Source data

###

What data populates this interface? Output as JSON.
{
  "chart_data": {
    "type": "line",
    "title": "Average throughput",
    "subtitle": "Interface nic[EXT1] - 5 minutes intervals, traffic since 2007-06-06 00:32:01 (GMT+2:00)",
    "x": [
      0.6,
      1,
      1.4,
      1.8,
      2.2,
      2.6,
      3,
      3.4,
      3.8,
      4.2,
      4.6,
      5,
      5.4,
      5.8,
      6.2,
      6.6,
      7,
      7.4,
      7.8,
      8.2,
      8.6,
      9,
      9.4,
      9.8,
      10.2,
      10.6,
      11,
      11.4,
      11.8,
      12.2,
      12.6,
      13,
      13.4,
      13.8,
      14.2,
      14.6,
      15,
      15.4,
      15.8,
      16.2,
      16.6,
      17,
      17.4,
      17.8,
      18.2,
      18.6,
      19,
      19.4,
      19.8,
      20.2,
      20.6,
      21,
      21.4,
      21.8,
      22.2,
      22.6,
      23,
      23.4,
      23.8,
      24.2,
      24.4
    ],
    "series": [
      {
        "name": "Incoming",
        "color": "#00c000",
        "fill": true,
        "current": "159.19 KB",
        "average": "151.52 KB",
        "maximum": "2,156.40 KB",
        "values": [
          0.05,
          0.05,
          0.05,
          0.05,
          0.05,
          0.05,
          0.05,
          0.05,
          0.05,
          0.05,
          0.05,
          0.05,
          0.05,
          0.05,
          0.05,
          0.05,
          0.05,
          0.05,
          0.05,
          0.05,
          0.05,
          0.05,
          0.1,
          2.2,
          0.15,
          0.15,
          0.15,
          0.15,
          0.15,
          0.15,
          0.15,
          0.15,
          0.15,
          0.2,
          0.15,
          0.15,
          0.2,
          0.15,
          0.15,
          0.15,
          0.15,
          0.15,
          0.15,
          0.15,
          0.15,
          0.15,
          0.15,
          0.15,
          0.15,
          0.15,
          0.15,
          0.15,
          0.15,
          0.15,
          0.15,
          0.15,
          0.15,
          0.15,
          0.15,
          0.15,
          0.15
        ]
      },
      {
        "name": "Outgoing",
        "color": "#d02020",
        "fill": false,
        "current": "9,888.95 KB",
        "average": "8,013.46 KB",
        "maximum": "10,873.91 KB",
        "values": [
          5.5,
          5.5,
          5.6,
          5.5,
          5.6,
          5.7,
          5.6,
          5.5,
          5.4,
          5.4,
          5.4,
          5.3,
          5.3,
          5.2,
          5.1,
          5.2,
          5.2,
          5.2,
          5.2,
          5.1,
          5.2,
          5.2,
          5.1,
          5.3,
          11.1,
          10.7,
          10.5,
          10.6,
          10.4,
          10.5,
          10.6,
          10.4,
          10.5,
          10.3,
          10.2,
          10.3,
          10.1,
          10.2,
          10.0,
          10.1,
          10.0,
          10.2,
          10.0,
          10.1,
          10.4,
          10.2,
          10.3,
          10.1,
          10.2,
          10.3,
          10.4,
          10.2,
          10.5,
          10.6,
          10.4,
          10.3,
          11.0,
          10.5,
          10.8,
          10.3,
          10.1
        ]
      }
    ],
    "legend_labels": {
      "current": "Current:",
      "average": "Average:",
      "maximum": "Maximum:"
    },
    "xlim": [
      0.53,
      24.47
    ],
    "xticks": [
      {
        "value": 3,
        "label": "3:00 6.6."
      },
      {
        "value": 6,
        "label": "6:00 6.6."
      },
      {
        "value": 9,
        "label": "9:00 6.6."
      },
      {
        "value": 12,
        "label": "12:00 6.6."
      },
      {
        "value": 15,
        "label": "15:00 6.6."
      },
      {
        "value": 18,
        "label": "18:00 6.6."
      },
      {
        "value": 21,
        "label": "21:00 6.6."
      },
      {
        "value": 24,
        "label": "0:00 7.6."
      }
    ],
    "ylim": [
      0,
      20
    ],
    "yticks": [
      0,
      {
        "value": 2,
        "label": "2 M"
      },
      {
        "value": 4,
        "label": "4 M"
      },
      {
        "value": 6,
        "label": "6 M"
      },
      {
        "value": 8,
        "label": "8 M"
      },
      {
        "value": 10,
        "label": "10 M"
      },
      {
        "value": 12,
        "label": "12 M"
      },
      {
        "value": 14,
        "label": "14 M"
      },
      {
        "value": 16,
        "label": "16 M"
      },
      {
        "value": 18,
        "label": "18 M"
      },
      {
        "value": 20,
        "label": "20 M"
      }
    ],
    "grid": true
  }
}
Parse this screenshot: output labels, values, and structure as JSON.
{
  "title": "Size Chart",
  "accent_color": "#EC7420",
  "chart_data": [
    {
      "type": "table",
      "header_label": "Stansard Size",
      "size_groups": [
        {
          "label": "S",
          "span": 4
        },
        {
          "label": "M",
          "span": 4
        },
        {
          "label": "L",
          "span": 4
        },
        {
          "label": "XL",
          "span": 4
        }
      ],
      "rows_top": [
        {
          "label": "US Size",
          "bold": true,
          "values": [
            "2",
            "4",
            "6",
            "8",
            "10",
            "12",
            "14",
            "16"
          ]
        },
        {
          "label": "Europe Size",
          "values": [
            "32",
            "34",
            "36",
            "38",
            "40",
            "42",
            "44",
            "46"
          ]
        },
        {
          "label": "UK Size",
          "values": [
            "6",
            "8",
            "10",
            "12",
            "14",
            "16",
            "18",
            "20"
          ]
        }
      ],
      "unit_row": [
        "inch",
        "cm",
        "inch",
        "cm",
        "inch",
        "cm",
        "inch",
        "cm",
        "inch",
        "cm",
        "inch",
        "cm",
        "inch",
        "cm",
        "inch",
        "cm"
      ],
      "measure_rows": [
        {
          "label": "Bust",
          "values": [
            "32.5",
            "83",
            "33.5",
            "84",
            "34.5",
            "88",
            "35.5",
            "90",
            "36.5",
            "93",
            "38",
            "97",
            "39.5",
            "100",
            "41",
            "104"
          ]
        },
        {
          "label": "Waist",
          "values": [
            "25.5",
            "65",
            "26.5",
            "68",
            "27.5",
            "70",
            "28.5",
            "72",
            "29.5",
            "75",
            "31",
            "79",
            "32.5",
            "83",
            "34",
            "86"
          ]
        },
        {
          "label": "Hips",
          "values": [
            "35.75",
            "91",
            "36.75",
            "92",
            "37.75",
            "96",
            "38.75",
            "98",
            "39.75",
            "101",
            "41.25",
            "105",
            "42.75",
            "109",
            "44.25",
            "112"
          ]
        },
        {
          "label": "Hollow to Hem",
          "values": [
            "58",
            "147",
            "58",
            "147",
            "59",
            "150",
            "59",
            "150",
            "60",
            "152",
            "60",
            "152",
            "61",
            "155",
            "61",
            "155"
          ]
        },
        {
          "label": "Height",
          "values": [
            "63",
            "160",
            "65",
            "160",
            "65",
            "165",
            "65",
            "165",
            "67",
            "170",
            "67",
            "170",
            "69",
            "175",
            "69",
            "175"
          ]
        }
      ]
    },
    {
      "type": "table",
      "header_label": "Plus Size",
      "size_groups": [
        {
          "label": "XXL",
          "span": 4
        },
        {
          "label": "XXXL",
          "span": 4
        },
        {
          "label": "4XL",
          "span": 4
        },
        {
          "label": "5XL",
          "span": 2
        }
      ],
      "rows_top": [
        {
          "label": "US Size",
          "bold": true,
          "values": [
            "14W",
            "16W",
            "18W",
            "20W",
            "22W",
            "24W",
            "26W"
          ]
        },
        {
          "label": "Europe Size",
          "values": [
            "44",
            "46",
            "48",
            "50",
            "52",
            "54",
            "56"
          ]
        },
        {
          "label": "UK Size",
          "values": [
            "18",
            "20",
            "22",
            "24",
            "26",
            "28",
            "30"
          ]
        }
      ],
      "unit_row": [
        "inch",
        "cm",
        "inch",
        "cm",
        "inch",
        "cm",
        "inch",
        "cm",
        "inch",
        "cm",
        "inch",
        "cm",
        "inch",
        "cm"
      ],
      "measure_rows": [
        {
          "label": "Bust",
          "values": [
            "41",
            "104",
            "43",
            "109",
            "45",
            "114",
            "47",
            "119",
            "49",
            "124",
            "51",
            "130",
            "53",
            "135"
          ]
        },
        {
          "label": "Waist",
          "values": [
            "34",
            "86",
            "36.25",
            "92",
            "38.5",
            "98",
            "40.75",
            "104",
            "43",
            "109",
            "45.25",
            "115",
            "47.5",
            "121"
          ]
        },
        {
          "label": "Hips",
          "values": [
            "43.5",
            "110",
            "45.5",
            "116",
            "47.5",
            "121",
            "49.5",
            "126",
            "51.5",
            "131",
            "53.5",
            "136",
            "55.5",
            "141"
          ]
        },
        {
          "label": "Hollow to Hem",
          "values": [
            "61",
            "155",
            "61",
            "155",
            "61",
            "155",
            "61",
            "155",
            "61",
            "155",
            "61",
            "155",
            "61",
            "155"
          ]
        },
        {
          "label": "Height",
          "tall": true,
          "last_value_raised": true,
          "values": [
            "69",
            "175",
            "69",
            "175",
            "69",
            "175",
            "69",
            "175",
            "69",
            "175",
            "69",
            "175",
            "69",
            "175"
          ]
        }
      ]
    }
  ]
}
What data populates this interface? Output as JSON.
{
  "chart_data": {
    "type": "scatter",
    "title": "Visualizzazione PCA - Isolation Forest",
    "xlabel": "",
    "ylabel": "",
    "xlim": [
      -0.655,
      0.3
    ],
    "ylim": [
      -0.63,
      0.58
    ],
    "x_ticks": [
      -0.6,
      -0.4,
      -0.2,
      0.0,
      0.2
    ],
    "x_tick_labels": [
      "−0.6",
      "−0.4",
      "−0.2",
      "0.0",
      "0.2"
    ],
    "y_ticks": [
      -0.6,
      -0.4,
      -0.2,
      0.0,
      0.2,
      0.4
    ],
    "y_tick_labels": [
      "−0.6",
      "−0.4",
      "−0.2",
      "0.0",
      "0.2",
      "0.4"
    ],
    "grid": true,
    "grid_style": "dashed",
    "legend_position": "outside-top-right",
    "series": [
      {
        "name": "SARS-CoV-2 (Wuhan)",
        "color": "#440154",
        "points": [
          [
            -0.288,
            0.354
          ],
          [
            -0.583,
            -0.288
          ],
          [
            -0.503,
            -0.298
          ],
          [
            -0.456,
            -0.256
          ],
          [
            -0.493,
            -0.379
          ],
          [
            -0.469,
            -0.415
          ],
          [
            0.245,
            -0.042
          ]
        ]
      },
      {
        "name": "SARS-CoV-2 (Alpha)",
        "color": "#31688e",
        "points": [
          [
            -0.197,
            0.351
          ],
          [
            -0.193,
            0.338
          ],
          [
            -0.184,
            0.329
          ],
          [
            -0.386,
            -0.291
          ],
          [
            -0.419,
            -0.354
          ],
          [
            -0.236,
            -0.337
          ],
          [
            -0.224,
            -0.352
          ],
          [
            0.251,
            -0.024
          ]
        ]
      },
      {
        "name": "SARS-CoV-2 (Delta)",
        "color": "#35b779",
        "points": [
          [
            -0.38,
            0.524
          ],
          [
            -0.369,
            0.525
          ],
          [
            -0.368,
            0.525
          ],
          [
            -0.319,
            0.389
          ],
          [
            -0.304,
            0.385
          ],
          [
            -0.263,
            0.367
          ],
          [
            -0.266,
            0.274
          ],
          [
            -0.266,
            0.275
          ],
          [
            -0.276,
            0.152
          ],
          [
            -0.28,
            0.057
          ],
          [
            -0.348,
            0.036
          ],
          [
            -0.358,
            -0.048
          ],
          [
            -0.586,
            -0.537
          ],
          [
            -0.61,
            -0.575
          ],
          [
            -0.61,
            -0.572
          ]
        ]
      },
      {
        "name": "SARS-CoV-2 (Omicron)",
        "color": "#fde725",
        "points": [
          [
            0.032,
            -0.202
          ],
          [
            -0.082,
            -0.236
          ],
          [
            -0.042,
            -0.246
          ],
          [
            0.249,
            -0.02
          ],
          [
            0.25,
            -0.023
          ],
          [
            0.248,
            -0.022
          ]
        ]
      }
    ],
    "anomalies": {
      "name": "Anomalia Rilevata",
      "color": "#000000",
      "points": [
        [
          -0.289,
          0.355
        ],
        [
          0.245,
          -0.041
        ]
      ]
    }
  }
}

###

Given problem:
From the listing above, pick out each line where the word "true" appears.

Exercise result:
        "fill": true,
    "grid": true
          "bold": true,
          "bold": true,
          "tall": true,
          "last_value_raised": true,
    "grid": true,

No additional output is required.